____ RECORDED INFORMATION

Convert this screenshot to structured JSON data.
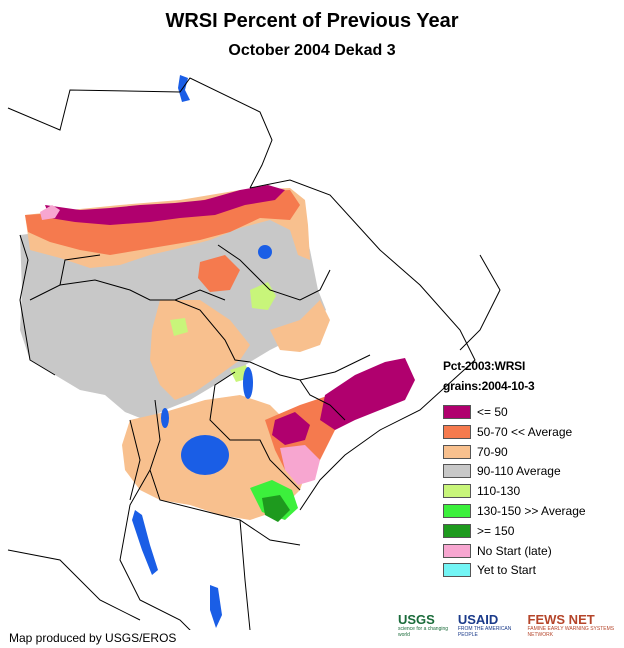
{
  "title": "WRSI Percent of Previous Year",
  "subtitle": "October 2004 Dekad 3",
  "legend": {
    "header_1": "Pct-2003:WRSI",
    "header_2": "grains:2004-10-3",
    "items": [
      {
        "label": "<= 50",
        "color": "#b0006e"
      },
      {
        "label": "50-70 << Average",
        "color": "#f57a4e"
      },
      {
        "label": "70-90",
        "color": "#f8c08e"
      },
      {
        "label": "90-110 Average",
        "color": "#c8c8c8"
      },
      {
        "label": "110-130",
        "color": "#c8f57a"
      },
      {
        "label": "130-150 >> Average",
        "color": "#3cf03c"
      },
      {
        "label": ">= 150",
        "color": "#1e9a1e"
      },
      {
        "label": "No Start (late)",
        "color": "#f7a6d0"
      },
      {
        "label": "Yet to Start",
        "color": "#73f5f5"
      }
    ]
  },
  "credit": "Map produced by USGS/EROS",
  "logos": {
    "usgs": "USGS",
    "usgs_tagline": "science for a changing world",
    "usaid": "USAID",
    "usaid_tagline": "FROM THE AMERICAN PEOPLE",
    "fews": "FEWS NET",
    "fews_tagline": "FAMINE EARLY WARNING SYSTEMS NETWORK"
  },
  "colors": {
    "water": "#1a5ee6",
    "border": "#000000",
    "background": "#ffffff"
  }
}
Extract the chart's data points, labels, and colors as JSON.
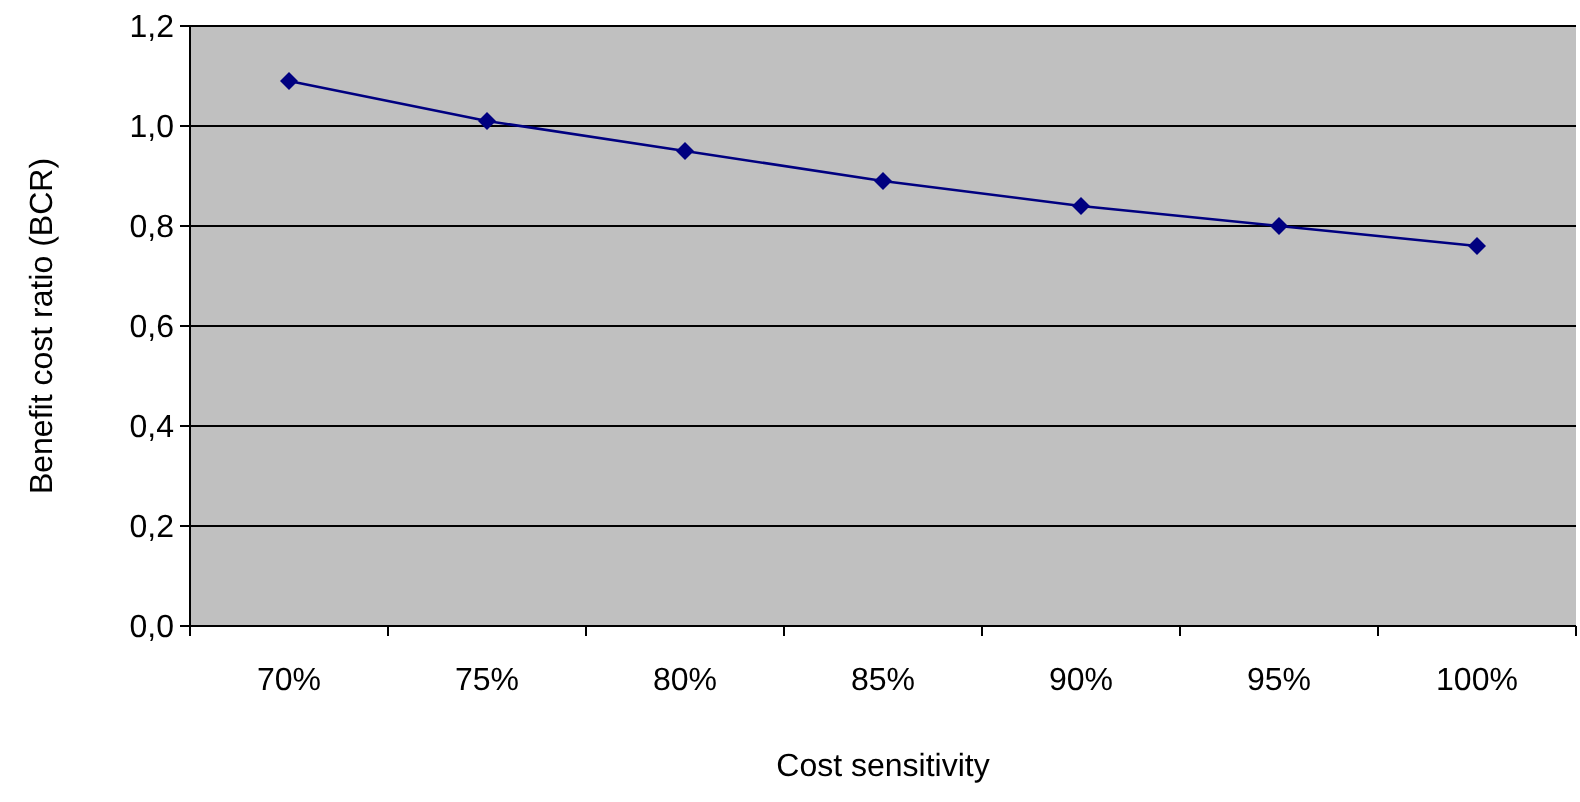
{
  "chart_data": {
    "type": "line",
    "xlabel": "Cost sensitivity",
    "ylabel": "Benefit cost ratio (BCR)",
    "categories": [
      "70%",
      "75%",
      "80%",
      "85%",
      "90%",
      "95%",
      "100%"
    ],
    "series": [
      {
        "color": "#000080",
        "values": [
          1.09,
          1.01,
          0.95,
          0.89,
          0.84,
          0.8,
          0.76
        ]
      }
    ],
    "ylim": [
      0,
      1.2
    ],
    "yticks": [
      {
        "value": 0,
        "label": "0,0"
      },
      {
        "value": 0.2,
        "label": "0,2"
      },
      {
        "value": 0.4,
        "label": "0,4"
      },
      {
        "value": 0.6,
        "label": "0,6"
      },
      {
        "value": 0.8,
        "label": "0,8"
      },
      {
        "value": 1,
        "label": "1,0"
      },
      {
        "value": 1.2,
        "label": "1,2"
      }
    ],
    "grid": "y",
    "marker": "diamond",
    "line_style": "solid"
  }
}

________

# TASK INSTRUCTIONS
From the listing above, collect each line in which the string "Start" appears.

# OUTPUT OF THE TASK
        "label": "No Start (late)",
        "label": "Yet to Start",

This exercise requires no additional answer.